EXERCISE DIRECTIONS ::
Find every line containing the word "queue" in the records below; report only how many there are.

GIVEN ENTRIES ::
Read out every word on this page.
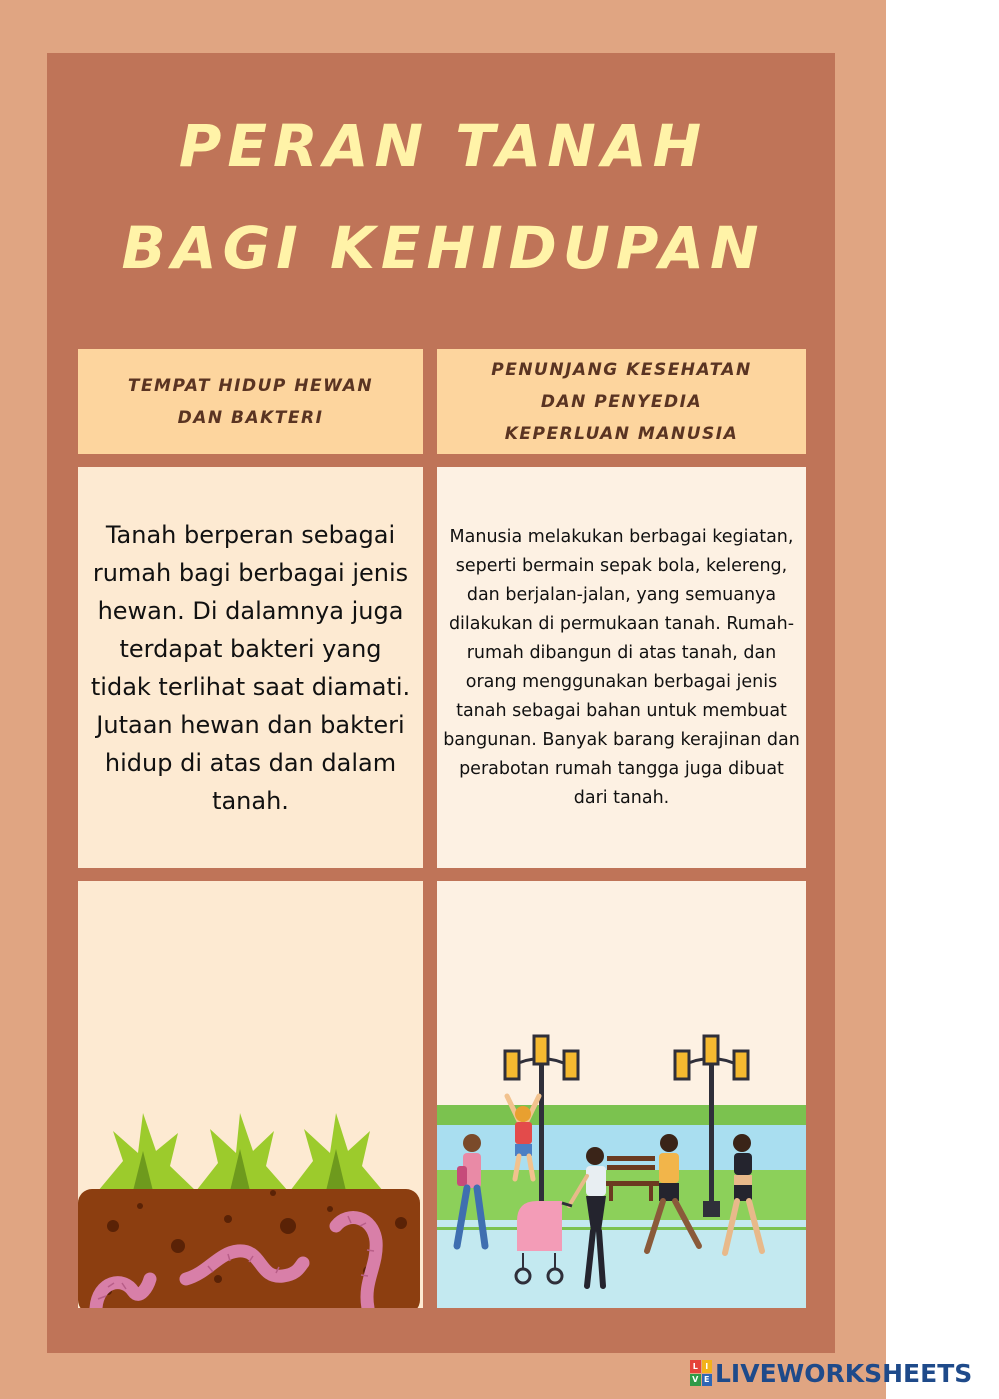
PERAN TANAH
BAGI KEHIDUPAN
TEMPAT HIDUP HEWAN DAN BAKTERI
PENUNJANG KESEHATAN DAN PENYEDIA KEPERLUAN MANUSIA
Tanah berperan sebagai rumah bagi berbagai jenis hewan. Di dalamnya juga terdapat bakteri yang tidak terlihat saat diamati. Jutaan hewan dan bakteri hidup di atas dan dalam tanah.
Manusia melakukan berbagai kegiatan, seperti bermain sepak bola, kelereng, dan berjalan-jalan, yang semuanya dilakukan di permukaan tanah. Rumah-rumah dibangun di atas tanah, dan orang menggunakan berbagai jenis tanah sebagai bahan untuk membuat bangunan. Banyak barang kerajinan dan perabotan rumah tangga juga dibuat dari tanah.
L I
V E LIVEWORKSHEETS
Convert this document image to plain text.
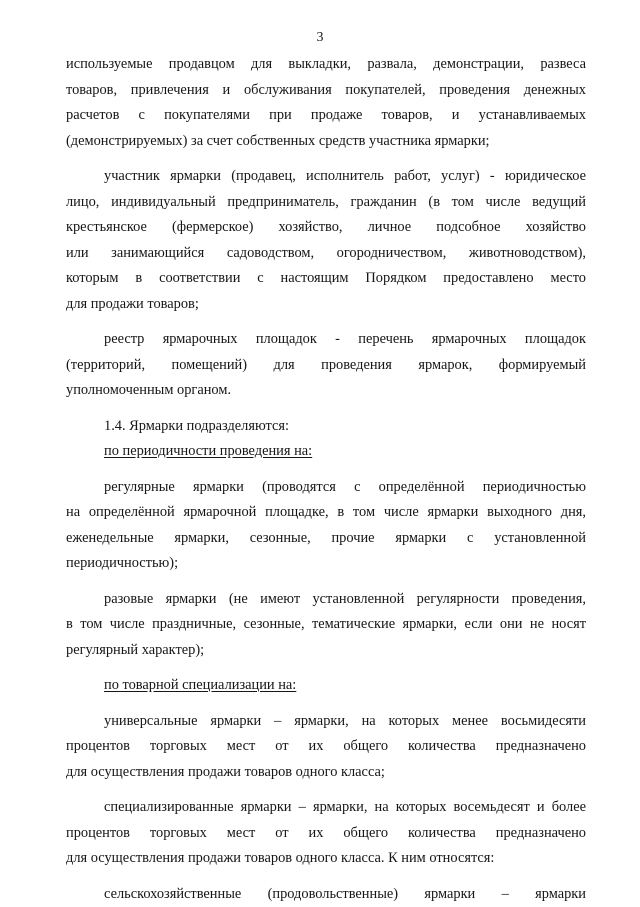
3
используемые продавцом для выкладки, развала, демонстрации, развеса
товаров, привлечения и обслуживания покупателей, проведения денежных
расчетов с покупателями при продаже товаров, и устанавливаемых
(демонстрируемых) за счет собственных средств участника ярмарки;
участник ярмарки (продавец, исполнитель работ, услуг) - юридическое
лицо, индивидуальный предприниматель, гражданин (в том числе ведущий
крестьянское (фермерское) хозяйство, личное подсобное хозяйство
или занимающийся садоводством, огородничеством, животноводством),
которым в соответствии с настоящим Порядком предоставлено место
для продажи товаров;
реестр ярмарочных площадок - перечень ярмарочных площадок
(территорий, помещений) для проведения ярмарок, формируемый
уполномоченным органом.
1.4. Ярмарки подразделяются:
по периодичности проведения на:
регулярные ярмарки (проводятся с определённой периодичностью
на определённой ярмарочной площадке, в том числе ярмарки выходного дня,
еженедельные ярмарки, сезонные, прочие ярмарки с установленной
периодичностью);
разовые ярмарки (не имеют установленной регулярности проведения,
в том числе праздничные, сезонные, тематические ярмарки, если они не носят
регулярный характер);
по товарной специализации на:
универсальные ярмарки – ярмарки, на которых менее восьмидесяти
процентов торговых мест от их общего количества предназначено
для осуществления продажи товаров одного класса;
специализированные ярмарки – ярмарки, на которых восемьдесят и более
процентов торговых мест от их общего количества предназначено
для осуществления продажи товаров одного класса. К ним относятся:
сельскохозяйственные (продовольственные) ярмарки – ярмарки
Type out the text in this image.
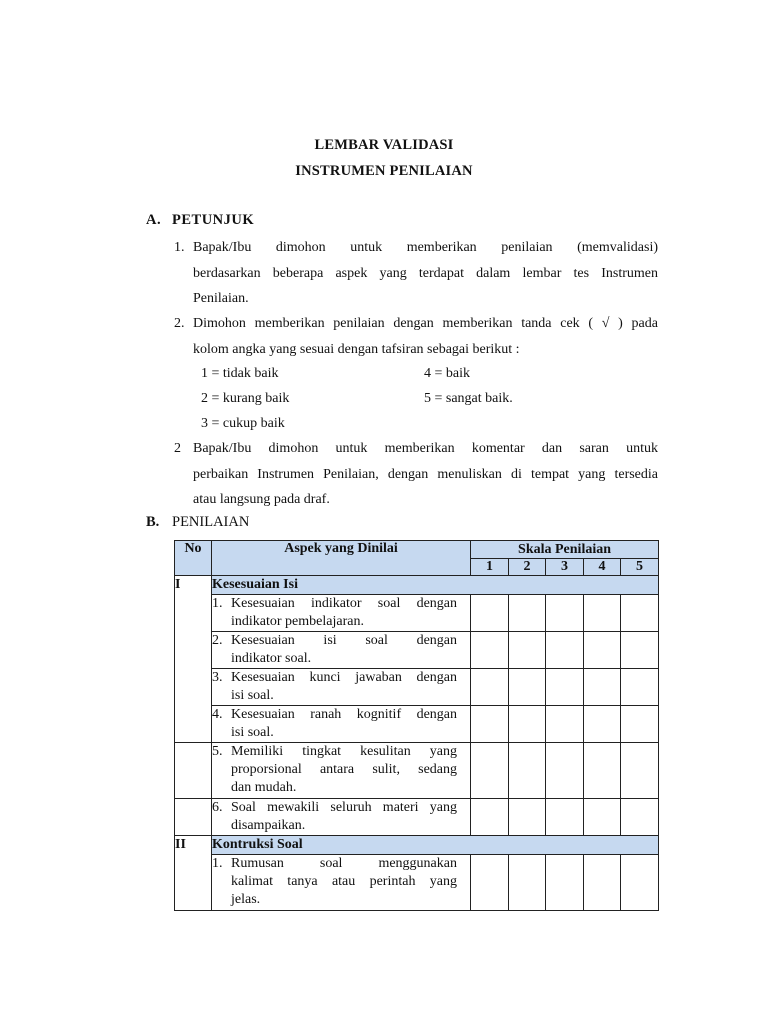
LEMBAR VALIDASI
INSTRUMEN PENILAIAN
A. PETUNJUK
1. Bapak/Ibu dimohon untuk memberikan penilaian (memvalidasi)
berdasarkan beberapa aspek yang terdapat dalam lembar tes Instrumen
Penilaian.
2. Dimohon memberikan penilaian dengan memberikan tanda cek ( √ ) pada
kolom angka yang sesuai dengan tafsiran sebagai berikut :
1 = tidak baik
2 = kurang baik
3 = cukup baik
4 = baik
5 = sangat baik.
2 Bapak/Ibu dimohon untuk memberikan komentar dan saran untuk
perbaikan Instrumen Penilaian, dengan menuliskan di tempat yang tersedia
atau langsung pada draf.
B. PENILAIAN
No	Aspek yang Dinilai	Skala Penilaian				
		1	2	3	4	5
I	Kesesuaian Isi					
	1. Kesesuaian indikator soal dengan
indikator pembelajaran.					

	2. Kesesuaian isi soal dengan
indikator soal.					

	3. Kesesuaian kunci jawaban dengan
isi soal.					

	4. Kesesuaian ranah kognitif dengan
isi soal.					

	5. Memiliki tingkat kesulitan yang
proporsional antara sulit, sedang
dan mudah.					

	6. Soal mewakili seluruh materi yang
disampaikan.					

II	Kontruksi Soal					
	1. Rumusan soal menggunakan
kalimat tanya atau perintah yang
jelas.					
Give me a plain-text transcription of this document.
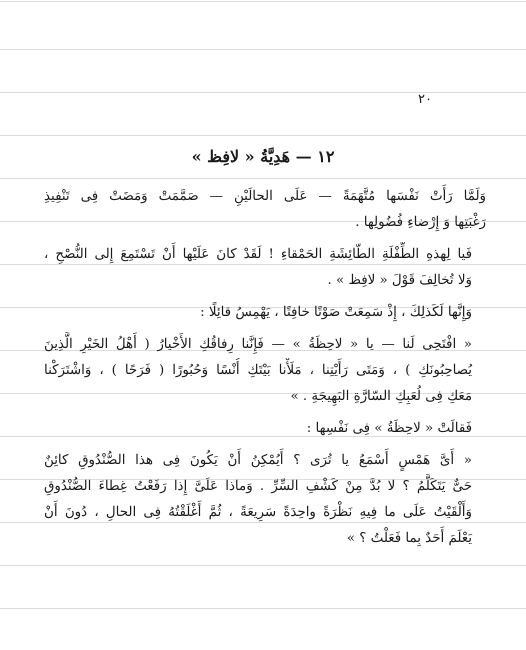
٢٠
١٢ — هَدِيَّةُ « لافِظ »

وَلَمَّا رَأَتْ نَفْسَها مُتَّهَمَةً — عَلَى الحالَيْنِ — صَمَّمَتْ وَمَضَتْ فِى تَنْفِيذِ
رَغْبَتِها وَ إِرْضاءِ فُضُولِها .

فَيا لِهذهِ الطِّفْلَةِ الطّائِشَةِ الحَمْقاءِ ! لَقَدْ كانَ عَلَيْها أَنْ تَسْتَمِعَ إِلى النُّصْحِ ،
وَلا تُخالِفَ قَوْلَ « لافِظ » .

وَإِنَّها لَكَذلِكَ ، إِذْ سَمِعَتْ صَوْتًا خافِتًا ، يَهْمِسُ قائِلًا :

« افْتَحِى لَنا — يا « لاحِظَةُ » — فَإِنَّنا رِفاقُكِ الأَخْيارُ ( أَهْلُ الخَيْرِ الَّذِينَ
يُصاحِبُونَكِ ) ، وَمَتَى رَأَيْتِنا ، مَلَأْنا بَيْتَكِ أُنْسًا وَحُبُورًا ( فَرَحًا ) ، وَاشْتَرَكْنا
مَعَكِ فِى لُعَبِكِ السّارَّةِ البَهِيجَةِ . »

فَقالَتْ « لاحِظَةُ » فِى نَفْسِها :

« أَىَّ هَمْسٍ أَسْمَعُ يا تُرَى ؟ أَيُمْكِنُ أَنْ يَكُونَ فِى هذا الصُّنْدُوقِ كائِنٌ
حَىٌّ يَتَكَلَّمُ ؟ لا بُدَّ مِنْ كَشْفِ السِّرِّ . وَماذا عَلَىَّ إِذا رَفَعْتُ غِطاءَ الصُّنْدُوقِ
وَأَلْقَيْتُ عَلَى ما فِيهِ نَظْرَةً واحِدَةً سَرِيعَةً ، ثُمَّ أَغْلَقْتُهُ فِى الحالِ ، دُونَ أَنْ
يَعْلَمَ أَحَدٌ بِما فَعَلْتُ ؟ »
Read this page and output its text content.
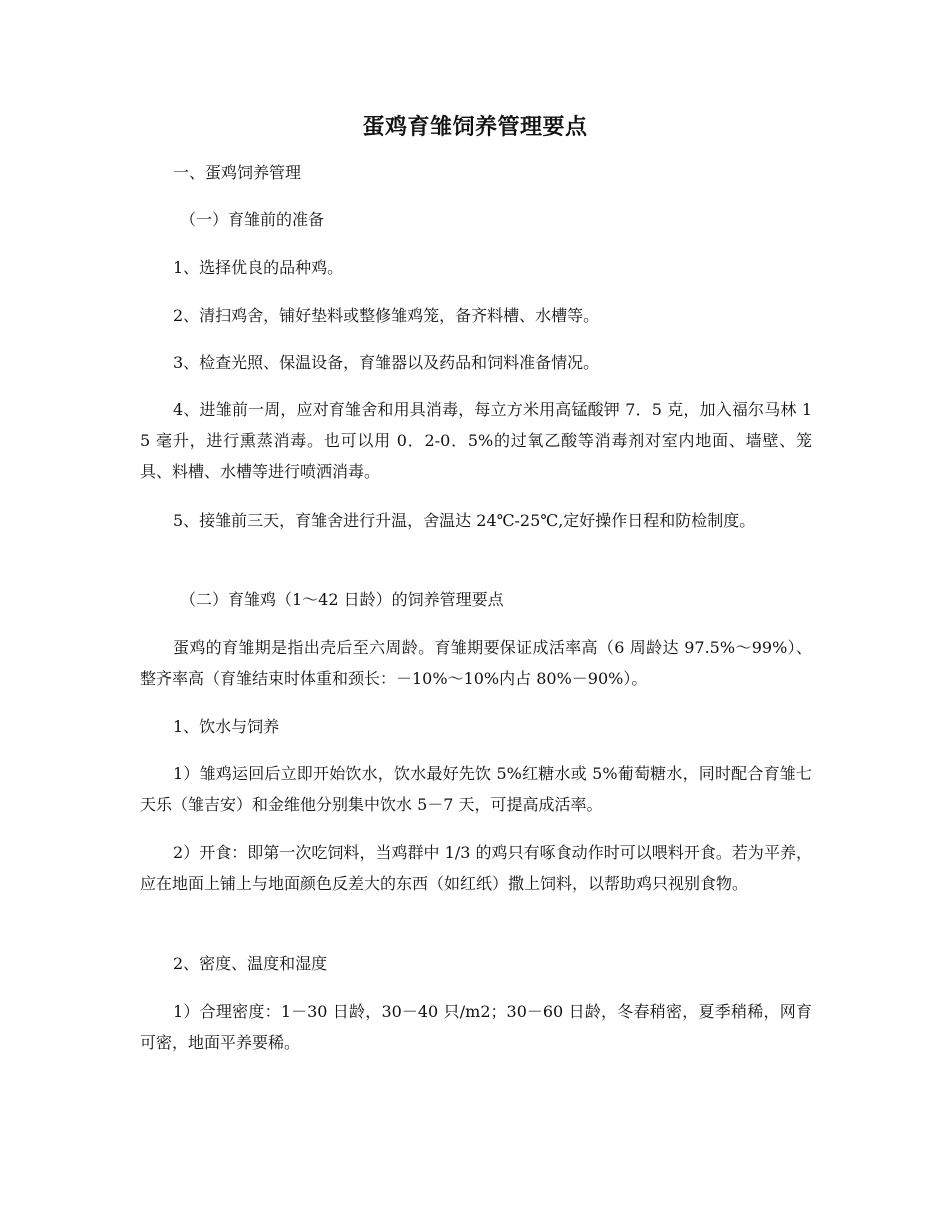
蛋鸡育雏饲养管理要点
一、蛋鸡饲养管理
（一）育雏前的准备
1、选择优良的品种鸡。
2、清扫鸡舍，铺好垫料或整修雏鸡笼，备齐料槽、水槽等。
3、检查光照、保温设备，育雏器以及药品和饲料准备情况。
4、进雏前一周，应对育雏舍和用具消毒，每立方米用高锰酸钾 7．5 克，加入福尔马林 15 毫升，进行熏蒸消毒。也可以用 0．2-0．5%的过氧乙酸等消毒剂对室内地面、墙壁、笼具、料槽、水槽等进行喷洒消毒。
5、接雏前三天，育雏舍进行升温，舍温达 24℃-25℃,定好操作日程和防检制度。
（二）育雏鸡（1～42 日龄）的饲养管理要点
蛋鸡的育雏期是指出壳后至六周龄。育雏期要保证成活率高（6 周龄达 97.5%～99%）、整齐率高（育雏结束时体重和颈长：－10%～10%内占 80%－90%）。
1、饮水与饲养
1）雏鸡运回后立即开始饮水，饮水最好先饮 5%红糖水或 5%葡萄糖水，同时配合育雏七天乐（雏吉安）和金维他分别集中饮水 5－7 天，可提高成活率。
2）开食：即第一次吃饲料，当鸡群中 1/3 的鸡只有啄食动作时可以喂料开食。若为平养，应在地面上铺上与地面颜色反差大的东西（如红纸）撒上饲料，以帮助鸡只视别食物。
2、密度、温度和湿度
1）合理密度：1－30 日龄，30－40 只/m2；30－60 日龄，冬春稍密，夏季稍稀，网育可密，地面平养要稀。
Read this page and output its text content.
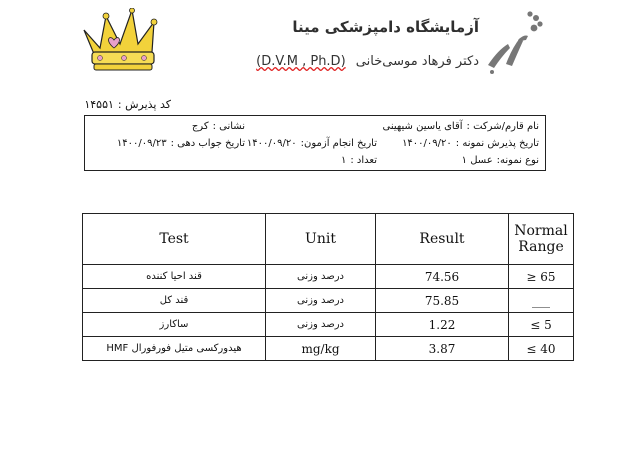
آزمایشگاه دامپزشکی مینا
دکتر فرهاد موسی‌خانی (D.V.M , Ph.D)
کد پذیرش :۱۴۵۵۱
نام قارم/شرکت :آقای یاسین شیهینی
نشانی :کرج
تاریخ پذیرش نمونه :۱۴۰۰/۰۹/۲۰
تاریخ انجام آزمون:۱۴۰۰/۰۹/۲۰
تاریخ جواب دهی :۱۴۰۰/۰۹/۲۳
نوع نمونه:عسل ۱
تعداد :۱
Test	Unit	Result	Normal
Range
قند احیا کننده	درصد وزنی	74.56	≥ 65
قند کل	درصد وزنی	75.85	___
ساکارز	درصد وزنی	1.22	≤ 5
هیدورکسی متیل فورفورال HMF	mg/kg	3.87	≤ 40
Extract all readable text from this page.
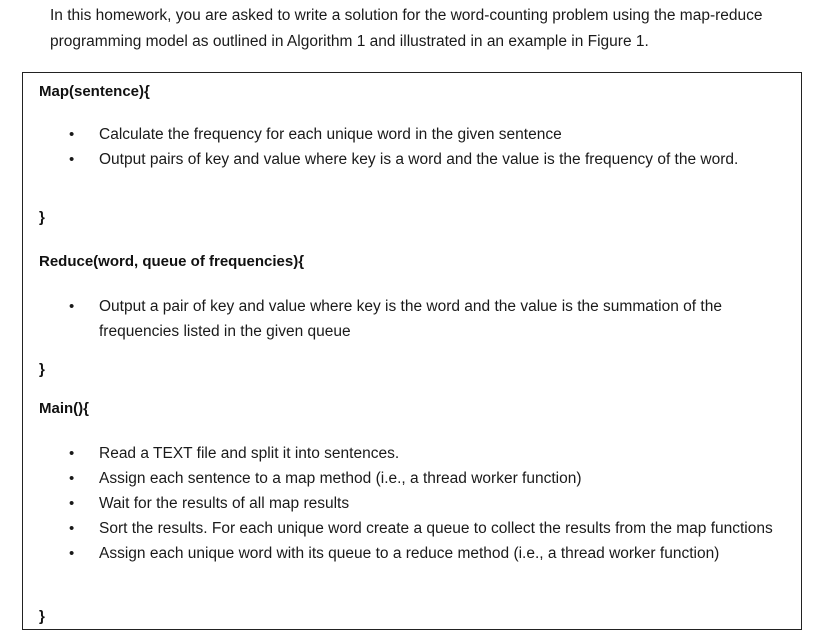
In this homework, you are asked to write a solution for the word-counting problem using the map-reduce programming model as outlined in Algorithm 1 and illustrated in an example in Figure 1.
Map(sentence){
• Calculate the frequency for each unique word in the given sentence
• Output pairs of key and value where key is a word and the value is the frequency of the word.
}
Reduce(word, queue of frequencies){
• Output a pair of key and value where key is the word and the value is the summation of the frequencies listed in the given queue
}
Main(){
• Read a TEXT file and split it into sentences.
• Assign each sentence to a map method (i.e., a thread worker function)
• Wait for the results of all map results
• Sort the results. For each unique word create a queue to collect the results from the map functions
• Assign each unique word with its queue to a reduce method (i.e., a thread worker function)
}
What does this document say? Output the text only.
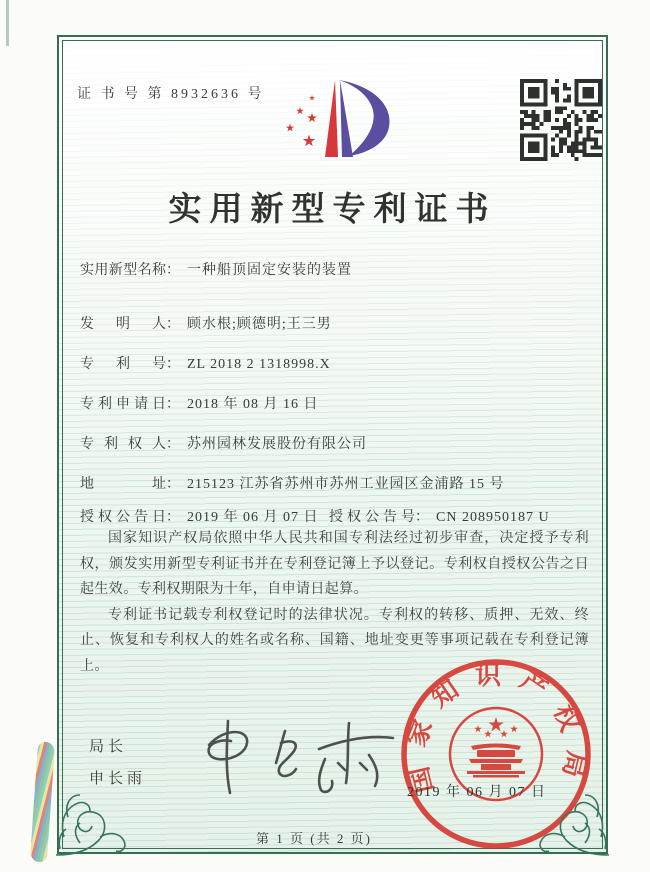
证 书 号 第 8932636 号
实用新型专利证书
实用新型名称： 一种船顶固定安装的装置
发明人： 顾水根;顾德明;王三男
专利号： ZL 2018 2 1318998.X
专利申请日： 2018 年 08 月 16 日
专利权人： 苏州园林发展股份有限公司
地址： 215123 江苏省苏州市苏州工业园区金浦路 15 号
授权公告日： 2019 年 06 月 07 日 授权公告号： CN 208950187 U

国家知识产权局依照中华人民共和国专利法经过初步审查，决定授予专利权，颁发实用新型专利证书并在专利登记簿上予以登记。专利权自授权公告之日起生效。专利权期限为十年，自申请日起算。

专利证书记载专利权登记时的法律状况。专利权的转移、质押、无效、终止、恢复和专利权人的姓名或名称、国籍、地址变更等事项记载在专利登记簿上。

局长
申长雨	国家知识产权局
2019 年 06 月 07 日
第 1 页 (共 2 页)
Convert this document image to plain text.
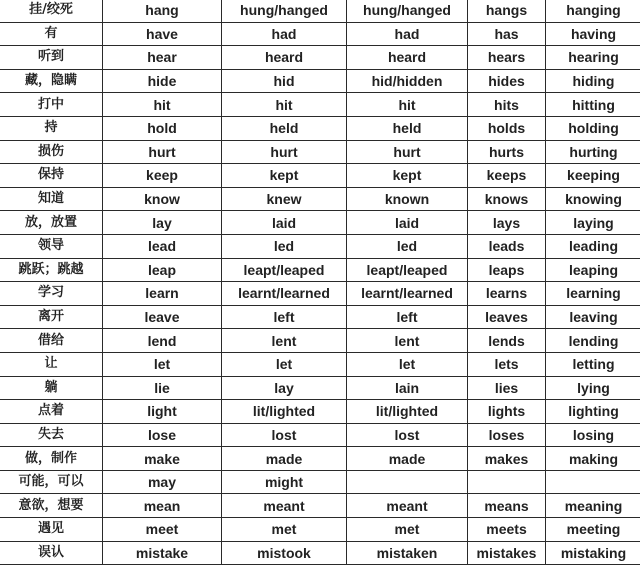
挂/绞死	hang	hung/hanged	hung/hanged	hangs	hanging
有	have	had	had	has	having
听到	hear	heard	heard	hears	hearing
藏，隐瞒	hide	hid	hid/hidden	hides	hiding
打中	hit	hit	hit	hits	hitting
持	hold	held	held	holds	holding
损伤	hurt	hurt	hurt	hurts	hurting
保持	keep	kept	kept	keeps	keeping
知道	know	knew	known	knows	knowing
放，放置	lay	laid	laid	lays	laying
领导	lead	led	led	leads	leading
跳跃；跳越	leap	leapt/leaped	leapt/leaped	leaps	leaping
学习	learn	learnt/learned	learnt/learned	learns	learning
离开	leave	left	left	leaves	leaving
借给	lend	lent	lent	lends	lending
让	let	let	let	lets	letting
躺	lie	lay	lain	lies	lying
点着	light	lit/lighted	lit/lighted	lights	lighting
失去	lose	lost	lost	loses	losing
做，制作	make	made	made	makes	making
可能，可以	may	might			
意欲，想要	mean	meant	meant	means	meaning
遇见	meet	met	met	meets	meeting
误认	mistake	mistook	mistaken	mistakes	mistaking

THE COMPLETED TASK ::
4